Print the listing as it stands, omitting all images.

Dataset records
---------------

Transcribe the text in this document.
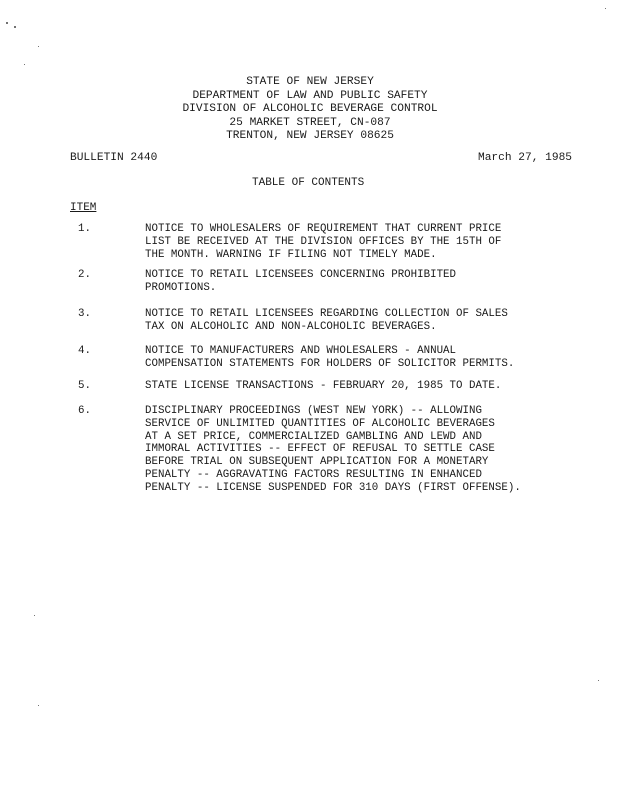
STATE OF NEW JERSEY
DEPARTMENT OF LAW AND PUBLIC SAFETY
DIVISION OF ALCOHOLIC BEVERAGE CONTROL
25 MARKET STREET, CN-087
TRENTON, NEW JERSEY 08625
BULLETIN 2440	March 27, 1985
TABLE OF CONTENTS
ITEM
1.	NOTICE TO WHOLESALERS OF REQUIREMENT THAT CURRENT PRICE
LIST BE RECEIVED AT THE DIVISION OFFICES BY THE 15TH OF
THE MONTH. WARNING IF FILING NOT TIMELY MADE.
2.	NOTICE TO RETAIL LICENSEES CONCERNING PROHIBITED
PROMOTIONS.
3.	NOTICE TO RETAIL LICENSEES REGARDING COLLECTION OF SALES
TAX ON ALCOHOLIC AND NON-ALCOHOLIC BEVERAGES.
4.	NOTICE TO MANUFACTURERS AND WHOLESALERS - ANNUAL
COMPENSATION STATEMENTS FOR HOLDERS OF SOLICITOR PERMITS.
5.	STATE LICENSE TRANSACTIONS - FEBRUARY 20, 1985 TO DATE.
6.	DISCIPLINARY PROCEEDINGS (WEST NEW YORK) -- ALLOWING
SERVICE OF UNLIMITED QUANTITIES OF ALCOHOLIC BEVERAGES
AT A SET PRICE, COMMERCIALIZED GAMBLING AND LEWD AND
IMMORAL ACTIVITIES -- EFFECT OF REFUSAL TO SETTLE CASE
BEFORE TRIAL ON SUBSEQUENT APPLICATION FOR A MONETARY
PENALTY -- AGGRAVATING FACTORS RESULTING IN ENHANCED
PENALTY -- LICENSE SUSPENDED FOR 310 DAYS (FIRST OFFENSE).
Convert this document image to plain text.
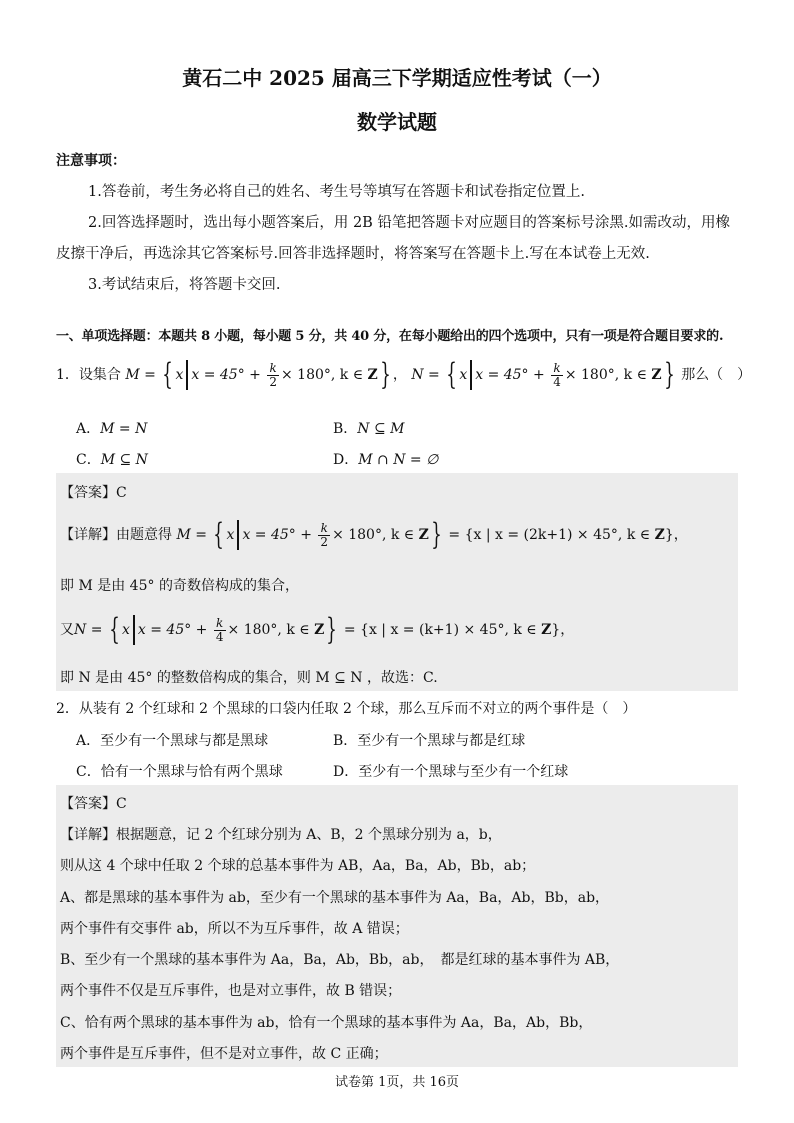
黄石二中 2025 届高三下学期适应性考试（一）
数学试题
注意事项：
1.答卷前，考生务必将自己的姓名、考生号等填写在答题卡和试卷指定位置上.
2.回答选择题时，选出每小题答案后，用 2B 铅笔把答题卡对应题目的答案标号涂黑.如需改动，用橡皮擦干净后，再选涂其它答案标号.回答非选择题时，将答案写在答题卡上.写在本试卷上无效.
3.考试结束后，将答题卡交回.
一、单项选择题：本题共 8 小题，每小题 5 分，共 40 分，在每小题给出的四个选项中，只有一项是符合题目要求的.
1．设集合 M = { x $x = 45^\circ + \frac{k}{2} \times 180^\circ$, k ∈ Z} ， N = { x $x = 45^\circ + \frac{k}{4} \times 180^\circ$, k ∈ Z} 那么（　）
A．M = N	B．N ⊆ M
C．M ⊆ N	D．M ∩ N = ∅
【答案】C
【详解】由题意得 M = { x $x = 45^\circ + \frac{k}{2} \times 180^\circ$, k ∈ Z} = {x | x = (2k+1) × 45°, k ∈ Z}，
即 M 是由 45° 的奇数倍构成的集合，
又N = { x $x = 45^\circ + \frac{k}{4} \times 180^\circ$, k ∈ Z} = {x | x = (k+1) × 45°, k ∈ Z}，
即 N 是由 45° 的整数倍构成的集合，则 M ⊆ N ，故选：C.
2．从装有 2 个红球和 2 个黑球的口袋内任取 2 个球，那么互斥而不对立的两个事件是（　）
A．至少有一个黑球与都是黑球	B．至少有一个黑球与都是红球
C．恰有一个黑球与恰有两个黑球	D．至少有一个黑球与至少有一个红球
【答案】C
【详解】根据题意，记 2 个红球分别为 A、B，2 个黑球分别为 a，b，
则从这 4 个球中任取 2 个球的总基本事件为 AB，Aa，Ba，Ab，Bb，ab；
A、都是黑球的基本事件为 ab，至少有一个黑球的基本事件为 Aa，Ba，Ab，Bb，ab，
两个事件有交事件 ab，所以不为互斥事件，故 A 错误；
B、至少有一个黑球的基本事件为 Aa，Ba，Ab，Bb，ab，　都是红球的基本事件为 AB，
两个事件不仅是互斥事件，也是对立事件，故 B 错误；
C、恰有两个黑球的基本事件为 ab，恰有一个黑球的基本事件为 Aa，Ba，Ab，Bb，
两个事件是互斥事件，但不是对立事件，故 C 正确；
试卷第 1页，共 16页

---------------

• _Final answer_:
Transcribe the text in this document.
STATE OF NEW JERSEY
DEPARTMENT OF LAW AND PUBLIC SAFETY
DIVISION OF ALCOHOLIC BEVERAGE CONTROL
25 MARKET STREET, CN-087
TRENTON, NEW JERSEY 08625
BULLETIN 2440	March 27, 1985
TABLE OF CONTENTS
ITEM
1.	NOTICE TO WHOLESALERS OF REQUIREMENT THAT CURRENT PRICE
LIST BE RECEIVED AT THE DIVISION OFFICES BY THE 15TH OF
THE MONTH. WARNING IF FILING NOT TIMELY MADE.
2.	NOTICE TO RETAIL LICENSEES CONCERNING PROHIBITED
PROMOTIONS.
3.	NOTICE TO RETAIL LICENSEES REGARDING COLLECTION OF SALES
TAX ON ALCOHOLIC AND NON-ALCOHOLIC BEVERAGES.
4.	NOTICE TO MANUFACTURERS AND WHOLESALERS - ANNUAL
COMPENSATION STATEMENTS FOR HOLDERS OF SOLICITOR PERMITS.
5.	STATE LICENSE TRANSACTIONS - FEBRUARY 20, 1985 TO DATE.
6.	DISCIPLINARY PROCEEDINGS (WEST NEW YORK) -- ALLOWING
SERVICE OF UNLIMITED QUANTITIES OF ALCOHOLIC BEVERAGES
AT A SET PRICE, COMMERCIALIZED GAMBLING AND LEWD AND
IMMORAL ACTIVITIES -- EFFECT OF REFUSAL TO SETTLE CASE
BEFORE TRIAL ON SUBSEQUENT APPLICATION FOR A MONETARY
PENALTY -- AGGRAVATING FACTORS RESULTING IN ENHANCED
PENALTY -- LICENSE SUSPENDED FOR 310 DAYS (FIRST OFFENSE).
Convert this document image to plain text.
黄石二中 2025 届高三下学期适应性考试（一）
数学试题
注意事项：
1.答卷前，考生务必将自己的姓名、考生号等填写在答题卡和试卷指定位置上.
2.回答选择题时，选出每小题答案后，用 2B 铅笔把答题卡对应题目的答案标号涂黑.如需改动，用橡皮擦干净后，再选涂其它答案标号.回答非选择题时，将答案写在答题卡上.写在本试卷上无效.
3.考试结束后，将答题卡交回.
一、单项选择题：本题共 8 小题，每小题 5 分，共 40 分，在每小题给出的四个选项中，只有一项是符合题目要求的.
1．设集合 M = { x $x = 45^\circ + \frac{k}{2} \times 180^\circ$, k ∈ Z} ， N = { x $x = 45^\circ + \frac{k}{4} \times 180^\circ$, k ∈ Z} 那么（　）
A．M = N	B．N ⊆ M
C．M ⊆ N	D．M ∩ N = ∅
【答案】C
【详解】由题意得 M = { x $x = 45^\circ + \frac{k}{2} \times 180^\circ$, k ∈ Z} = {x | x = (2k+1) × 45°, k ∈ Z}，
即 M 是由 45° 的奇数倍构成的集合，
又N = { x $x = 45^\circ + \frac{k}{4} \times 180^\circ$, k ∈ Z} = {x | x = (k+1) × 45°, k ∈ Z}，
即 N 是由 45° 的整数倍构成的集合，则 M ⊆ N ，故选：C.
2．从装有 2 个红球和 2 个黑球的口袋内任取 2 个球，那么互斥而不对立的两个事件是（　）
A．至少有一个黑球与都是黑球	B．至少有一个黑球与都是红球
C．恰有一个黑球与恰有两个黑球	D．至少有一个黑球与至少有一个红球
【答案】C
【详解】根据题意，记 2 个红球分别为 A、B，2 个黑球分别为 a，b，
则从这 4 个球中任取 2 个球的总基本事件为 AB，Aa，Ba，Ab，Bb，ab；
A、都是黑球的基本事件为 ab，至少有一个黑球的基本事件为 Aa，Ba，Ab，Bb，ab，
两个事件有交事件 ab，所以不为互斥事件，故 A 错误；
B、至少有一个黑球的基本事件为 Aa，Ba，Ab，Bb，ab，　都是红球的基本事件为 AB，
两个事件不仅是互斥事件，也是对立事件，故 B 错误；
C、恰有两个黑球的基本事件为 ab，恰有一个黑球的基本事件为 Aa，Ba，Ab，Bb，
两个事件是互斥事件，但不是对立事件，故 C 正确；
试卷第 1页，共 16页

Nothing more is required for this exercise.